**Short task:** Reproduce all of the data word for word.

_ _ _ _ _

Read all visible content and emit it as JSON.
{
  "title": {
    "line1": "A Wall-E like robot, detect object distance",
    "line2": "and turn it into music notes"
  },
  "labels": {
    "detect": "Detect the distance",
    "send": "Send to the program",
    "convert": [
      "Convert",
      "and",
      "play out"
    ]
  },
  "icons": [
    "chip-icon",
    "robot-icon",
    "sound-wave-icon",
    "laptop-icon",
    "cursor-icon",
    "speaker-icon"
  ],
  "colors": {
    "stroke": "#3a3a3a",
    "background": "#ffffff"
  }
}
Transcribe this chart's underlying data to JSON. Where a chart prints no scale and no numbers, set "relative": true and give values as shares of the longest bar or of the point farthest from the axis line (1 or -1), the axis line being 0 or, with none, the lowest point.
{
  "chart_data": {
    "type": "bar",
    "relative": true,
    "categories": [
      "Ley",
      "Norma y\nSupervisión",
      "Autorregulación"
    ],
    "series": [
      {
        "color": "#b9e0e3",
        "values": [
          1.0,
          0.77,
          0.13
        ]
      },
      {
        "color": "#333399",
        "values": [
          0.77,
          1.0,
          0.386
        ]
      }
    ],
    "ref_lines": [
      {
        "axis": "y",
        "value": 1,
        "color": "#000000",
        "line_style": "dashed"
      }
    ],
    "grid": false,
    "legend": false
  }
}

_ _ _ _ _

**Response for this exercise:**
Read all visible content and emit it as JSON.
{
  "title": {
    "line1": "A Wall-E like robot, detect object distance",
    "line2": "and turn it into music notes"
  },
  "labels": {
    "detect": "Detect the distance",
    "send": "Send to the program",
    "convert": [
      "Convert",
      "and",
      "play out"
    ]
  },
  "icons": [
    "chip-icon",
    "robot-icon",
    "sound-wave-icon",
    "laptop-icon",
    "cursor-icon",
    "speaker-icon"
  ],
  "colors": {
    "stroke": "#3a3a3a",
    "background": "#ffffff"
  }
}
Transcribe this chart's underlying data to JSON. Where a chart prints no scale and no numbers, set "relative": true and give values as shares of the longest bar or of the point farthest from the axis line (1 or -1), the axis line being 0 or, with none, the lowest point.
{
  "chart_data": {
    "type": "bar",
    "relative": true,
    "categories": [
      "Ley",
      "Norma y\nSupervisión",
      "Autorregulación"
    ],
    "series": [
      {
        "color": "#b9e0e3",
        "values": [
          1.0,
          0.77,
          0.13
        ]
      },
      {
        "color": "#333399",
        "values": [
          0.77,
          1.0,
          0.386
        ]
      }
    ],
    "ref_lines": [
      {
        "axis": "y",
        "value": 1,
        "color": "#000000",
        "line_style": "dashed"
      }
    ],
    "grid": false,
    "legend": false
  }
}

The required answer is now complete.